───── Exercise material ─────

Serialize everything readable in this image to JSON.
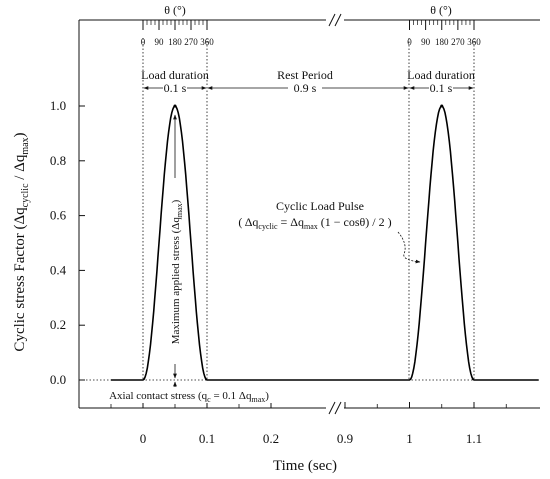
{
  "chart_data": {
    "type": "line",
    "title": "",
    "xlabel": "Time (sec)",
    "ylabel_main": "Cyclic stress Factor (Δq",
    "ylabel_sub1": "cyclic",
    "ylabel_mid": " / Δq",
    "ylabel_sub2": "max",
    "ylabel_end": ")",
    "grid": false,
    "x_tick_labels": [
      "0",
      "0.1",
      "0.2",
      "0.9",
      "1",
      "1.1"
    ],
    "x_axis_break": "between 0.2 and 0.9",
    "ylim": [
      0,
      1.0
    ],
    "y_ticks": [
      0.0,
      0.2,
      0.4,
      0.6,
      0.8,
      1.0
    ],
    "y_tick_labels": [
      "0.0",
      "0.2",
      "0.4",
      "0.6",
      "0.8",
      "1.0"
    ],
    "theta_axis": {
      "label": "θ (°)",
      "tick_labels": [
        "0",
        "90",
        "180",
        "270",
        "360"
      ]
    },
    "series": [
      {
        "pulses": [
          {
            "start": 0.0,
            "end": 0.1,
            "peak_time": 0.05,
            "peak": 1.0
          },
          {
            "start": 1.0,
            "end": 1.1,
            "peak_time": 1.05,
            "peak": 1.0
          }
        ],
        "baseline": 0.0
      }
    ],
    "annotations": {
      "load_duration_label": "Load duration",
      "load_duration_value": "0.1 s",
      "rest_period_label": "Rest Period",
      "rest_period_value": "0.9 s",
      "max_stress_label": "Maximum applied stress (Δq",
      "max_stress_sub": "max",
      "max_stress_end": ")",
      "pulse_title": "Cyclic Load Pulse",
      "pulse_eq_a": "( Δq",
      "pulse_eq_sub1": "cyclic",
      "pulse_eq_b": " = Δq",
      "pulse_eq_sub2": "max",
      "pulse_eq_c": " (1 − cosθ) / 2 )",
      "contact_a": "Axial contact stress (q",
      "contact_sub1": "c",
      "contact_b": " = 0.1 Δq",
      "contact_sub2": "max",
      "contact_c": ")"
    }
  }
}
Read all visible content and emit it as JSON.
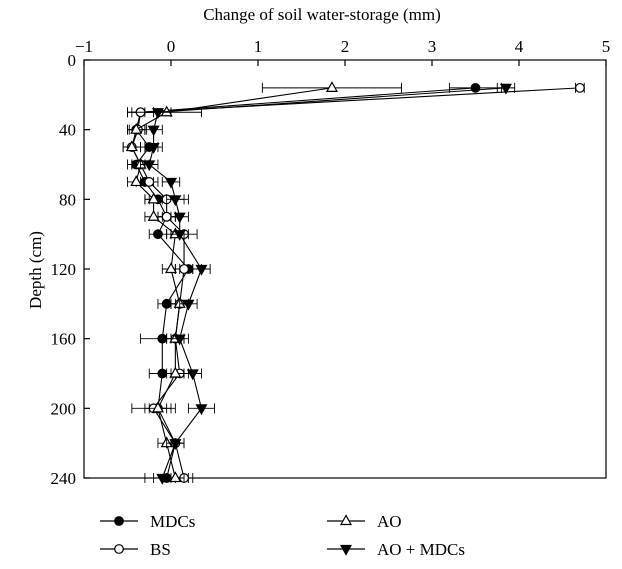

─────

_Work to complete_: Above are records with pictures; repeat the records exactly and leave the pictures out.

_Task answer_:
Serialize everything readable in this image to JSON.
{
  "chart_data": {
    "type": "line",
    "title": "",
    "xlabel": "Time (sec)",
    "ylabel_main": "Cyclic stress Factor (Δq",
    "ylabel_sub1": "cyclic",
    "ylabel_mid": " / Δq",
    "ylabel_sub2": "max",
    "ylabel_end": ")",
    "grid": false,
    "x_tick_labels": [
      "0",
      "0.1",
      "0.2",
      "0.9",
      "1",
      "1.1"
    ],
    "x_axis_break": "between 0.2 and 0.9",
    "ylim": [
      0,
      1.0
    ],
    "y_ticks": [
      0.0,
      0.2,
      0.4,
      0.6,
      0.8,
      1.0
    ],
    "y_tick_labels": [
      "0.0",
      "0.2",
      "0.4",
      "0.6",
      "0.8",
      "1.0"
    ],
    "theta_axis": {
      "label": "θ (°)",
      "tick_labels": [
        "0",
        "90",
        "180",
        "270",
        "360"
      ]
    },
    "series": [
      {
        "pulses": [
          {
            "start": 0.0,
            "end": 0.1,
            "peak_time": 0.05,
            "peak": 1.0
          },
          {
            "start": 1.0,
            "end": 1.1,
            "peak_time": 1.05,
            "peak": 1.0
          }
        ],
        "baseline": 0.0
      }
    ],
    "annotations": {
      "load_duration_label": "Load duration",
      "load_duration_value": "0.1 s",
      "rest_period_label": "Rest Period",
      "rest_period_value": "0.9 s",
      "max_stress_label": "Maximum applied stress (Δq",
      "max_stress_sub": "max",
      "max_stress_end": ")",
      "pulse_title": "Cyclic Load Pulse",
      "pulse_eq_a": "( Δq",
      "pulse_eq_sub1": "cyclic",
      "pulse_eq_b": " = Δq",
      "pulse_eq_sub2": "max",
      "pulse_eq_c": " (1 − cosθ) / 2 )",
      "contact_a": "Axial contact stress (q",
      "contact_sub1": "c",
      "contact_b": " = 0.1 Δq",
      "contact_sub2": "max",
      "contact_c": ")"
    }
  }
}
Read all visible content and emit it as JSON.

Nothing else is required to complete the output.